Without including any pictures, copy each entry below exactly.

►

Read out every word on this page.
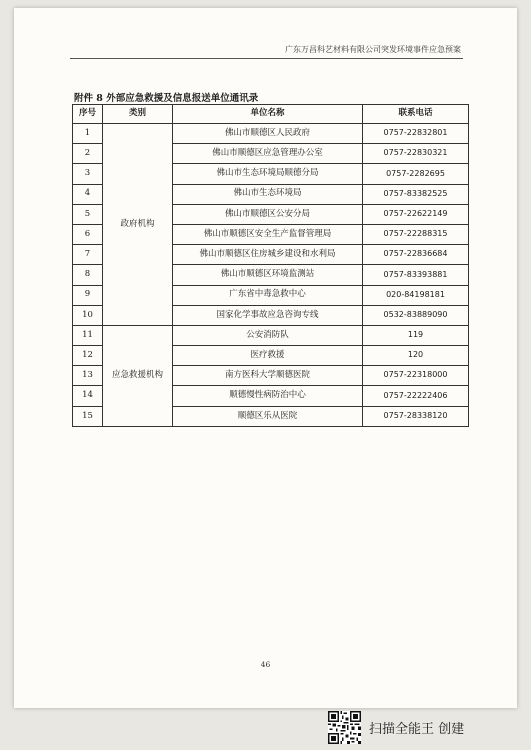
广东万昌科艺材料有限公司突发环境事件应急预案
附件 8 外部应急救援及信息报送单位通讯录
序号	类别	单位名称	联系电话
1	政府机构	佛山市顺德区人民政府	0757-22832801
2		佛山市顺德区应急管理办公室	0757-22830321
3		佛山市生态环境局顺德分局	0757-2282695
4		佛山市生态环境局	0757-83382525
5		佛山市顺德区公安分局	0757-22622149
6		佛山市顺德区安全生产监督管理局	0757-22288315
7		佛山市顺德区住房城乡建设和水利局	0757-22836684
8		佛山市顺德区环境监测站	0757-83393881
9		广东省中毒急救中心	020-84198181
10		国家化学事故应急咨询专线	0532-83889090
11	应急救援机构	公安消防队	119
12		医疗救援	120
13		南方医科大学顺德医院	0757-22318000
14		顺德慢性病防治中心	0757-22222406
15		顺德区乐从医院	0757-28338120
46
扫描全能王 创建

◄

» **RESPONSE TO THE EXERCISE**:
Read out every word on this page.
广东万昌科艺材料有限公司突发环境事件应急预案
附件 8 外部应急救援及信息报送单位通讯录
序号	类别	单位名称	联系电话
1	政府机构	佛山市顺德区人民政府	0757-22832801
2		佛山市顺德区应急管理办公室	0757-22830321
3		佛山市生态环境局顺德分局	0757-2282695
4		佛山市生态环境局	0757-83382525
5		佛山市顺德区公安分局	0757-22622149
6		佛山市顺德区安全生产监督管理局	0757-22288315
7		佛山市顺德区住房城乡建设和水利局	0757-22836684
8		佛山市顺德区环境监测站	0757-83393881
9		广东省中毒急救中心	020-84198181
10		国家化学事故应急咨询专线	0532-83889090
11	应急救援机构	公安消防队	119
12		医疗救援	120
13		南方医科大学顺德医院	0757-22318000
14		顺德慢性病防治中心	0757-22222406
15		顺德区乐从医院	0757-28338120
46
扫描全能王 创建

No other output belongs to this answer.